■ What is required:
Print all of the data exactly.

■ Data to use:
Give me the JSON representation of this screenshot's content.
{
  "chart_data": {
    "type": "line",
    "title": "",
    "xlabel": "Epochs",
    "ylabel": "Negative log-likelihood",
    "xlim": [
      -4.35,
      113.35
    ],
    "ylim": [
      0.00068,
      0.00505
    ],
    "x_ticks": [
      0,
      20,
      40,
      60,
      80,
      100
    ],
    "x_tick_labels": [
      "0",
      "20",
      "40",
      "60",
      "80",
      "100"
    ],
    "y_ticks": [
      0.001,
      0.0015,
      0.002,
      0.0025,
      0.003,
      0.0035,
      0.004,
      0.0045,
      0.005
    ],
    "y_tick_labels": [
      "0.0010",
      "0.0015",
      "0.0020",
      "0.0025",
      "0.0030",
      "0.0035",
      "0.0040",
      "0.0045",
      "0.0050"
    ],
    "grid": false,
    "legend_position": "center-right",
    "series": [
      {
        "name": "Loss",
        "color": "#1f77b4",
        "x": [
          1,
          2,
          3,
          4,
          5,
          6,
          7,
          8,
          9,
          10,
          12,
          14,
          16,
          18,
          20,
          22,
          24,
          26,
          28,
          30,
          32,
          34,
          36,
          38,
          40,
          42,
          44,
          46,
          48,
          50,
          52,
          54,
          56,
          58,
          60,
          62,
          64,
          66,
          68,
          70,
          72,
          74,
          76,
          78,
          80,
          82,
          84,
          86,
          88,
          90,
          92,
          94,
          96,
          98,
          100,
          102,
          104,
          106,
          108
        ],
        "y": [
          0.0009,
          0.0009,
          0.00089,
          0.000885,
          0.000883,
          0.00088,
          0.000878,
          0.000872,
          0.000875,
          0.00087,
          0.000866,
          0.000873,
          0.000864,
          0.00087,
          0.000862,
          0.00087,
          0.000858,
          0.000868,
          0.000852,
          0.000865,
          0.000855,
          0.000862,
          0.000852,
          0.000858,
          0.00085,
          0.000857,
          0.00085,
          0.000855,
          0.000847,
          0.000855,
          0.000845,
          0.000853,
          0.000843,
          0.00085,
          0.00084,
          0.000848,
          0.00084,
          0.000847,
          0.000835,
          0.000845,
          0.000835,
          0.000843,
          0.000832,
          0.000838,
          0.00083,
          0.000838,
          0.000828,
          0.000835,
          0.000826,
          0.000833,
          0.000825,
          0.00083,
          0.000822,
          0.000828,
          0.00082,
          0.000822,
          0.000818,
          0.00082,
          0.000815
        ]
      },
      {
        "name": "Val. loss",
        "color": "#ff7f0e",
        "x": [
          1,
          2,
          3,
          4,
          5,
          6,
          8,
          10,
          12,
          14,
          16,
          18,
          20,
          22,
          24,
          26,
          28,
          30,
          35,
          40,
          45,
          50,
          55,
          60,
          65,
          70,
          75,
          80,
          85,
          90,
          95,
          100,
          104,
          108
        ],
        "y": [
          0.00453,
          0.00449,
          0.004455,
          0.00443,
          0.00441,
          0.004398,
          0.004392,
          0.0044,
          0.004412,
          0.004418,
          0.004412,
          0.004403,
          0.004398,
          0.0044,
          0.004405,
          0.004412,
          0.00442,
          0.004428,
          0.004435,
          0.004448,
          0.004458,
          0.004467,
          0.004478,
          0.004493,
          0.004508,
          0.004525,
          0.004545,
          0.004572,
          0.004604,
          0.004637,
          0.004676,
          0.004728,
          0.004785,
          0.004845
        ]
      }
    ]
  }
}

■ Completed task:
Give me the JSON representation of this screenshot's content.
{
  "chart_data": {
    "type": "line",
    "title": "",
    "xlabel": "Epochs",
    "ylabel": "Negative log-likelihood",
    "xlim": [
      -4.35,
      113.35
    ],
    "ylim": [
      0.00068,
      0.00505
    ],
    "x_ticks": [
      0,
      20,
      40,
      60,
      80,
      100
    ],
    "x_tick_labels": [
      "0",
      "20",
      "40",
      "60",
      "80",
      "100"
    ],
    "y_ticks": [
      0.001,
      0.0015,
      0.002,
      0.0025,
      0.003,
      0.0035,
      0.004,
      0.0045,
      0.005
    ],
    "y_tick_labels": [
      "0.0010",
      "0.0015",
      "0.0020",
      "0.0025",
      "0.0030",
      "0.0035",
      "0.0040",
      "0.0045",
      "0.0050"
    ],
    "grid": false,
    "legend_position": "center-right",
    "series": [
      {
        "name": "Loss",
        "color": "#1f77b4",
        "x": [
          1,
          2,
          3,
          4,
          5,
          6,
          7,
          8,
          9,
          10,
          12,
          14,
          16,
          18,
          20,
          22,
          24,
          26,
          28,
          30,
          32,
          34,
          36,
          38,
          40,
          42,
          44,
          46,
          48,
          50,
          52,
          54,
          56,
          58,
          60,
          62,
          64,
          66,
          68,
          70,
          72,
          74,
          76,
          78,
          80,
          82,
          84,
          86,
          88,
          90,
          92,
          94,
          96,
          98,
          100,
          102,
          104,
          106,
          108
        ],
        "y": [
          0.0009,
          0.0009,
          0.00089,
          0.000885,
          0.000883,
          0.00088,
          0.000878,
          0.000872,
          0.000875,
          0.00087,
          0.000866,
          0.000873,
          0.000864,
          0.00087,
          0.000862,
          0.00087,
          0.000858,
          0.000868,
          0.000852,
          0.000865,
          0.000855,
          0.000862,
          0.000852,
          0.000858,
          0.00085,
          0.000857,
          0.00085,
          0.000855,
          0.000847,
          0.000855,
          0.000845,
          0.000853,
          0.000843,
          0.00085,
          0.00084,
          0.000848,
          0.00084,
          0.000847,
          0.000835,
          0.000845,
          0.000835,
          0.000843,
          0.000832,
          0.000838,
          0.00083,
          0.000838,
          0.000828,
          0.000835,
          0.000826,
          0.000833,
          0.000825,
          0.00083,
          0.000822,
          0.000828,
          0.00082,
          0.000822,
          0.000818,
          0.00082,
          0.000815
        ]
      },
      {
        "name": "Val. loss",
        "color": "#ff7f0e",
        "x": [
          1,
          2,
          3,
          4,
          5,
          6,
          8,
          10,
          12,
          14,
          16,
          18,
          20,
          22,
          24,
          26,
          28,
          30,
          35,
          40,
          45,
          50,
          55,
          60,
          65,
          70,
          75,
          80,
          85,
          90,
          95,
          100,
          104,
          108
        ],
        "y": [
          0.00453,
          0.00449,
          0.004455,
          0.00443,
          0.00441,
          0.004398,
          0.004392,
          0.0044,
          0.004412,
          0.004418,
          0.004412,
          0.004403,
          0.004398,
          0.0044,
          0.004405,
          0.004412,
          0.00442,
          0.004428,
          0.004435,
          0.004448,
          0.004458,
          0.004467,
          0.004478,
          0.004493,
          0.004508,
          0.004525,
          0.004545,
          0.004572,
          0.004604,
          0.004637,
          0.004676,
          0.004728,
          0.004785,
          0.004845
        ]
      }
    ]
  }
}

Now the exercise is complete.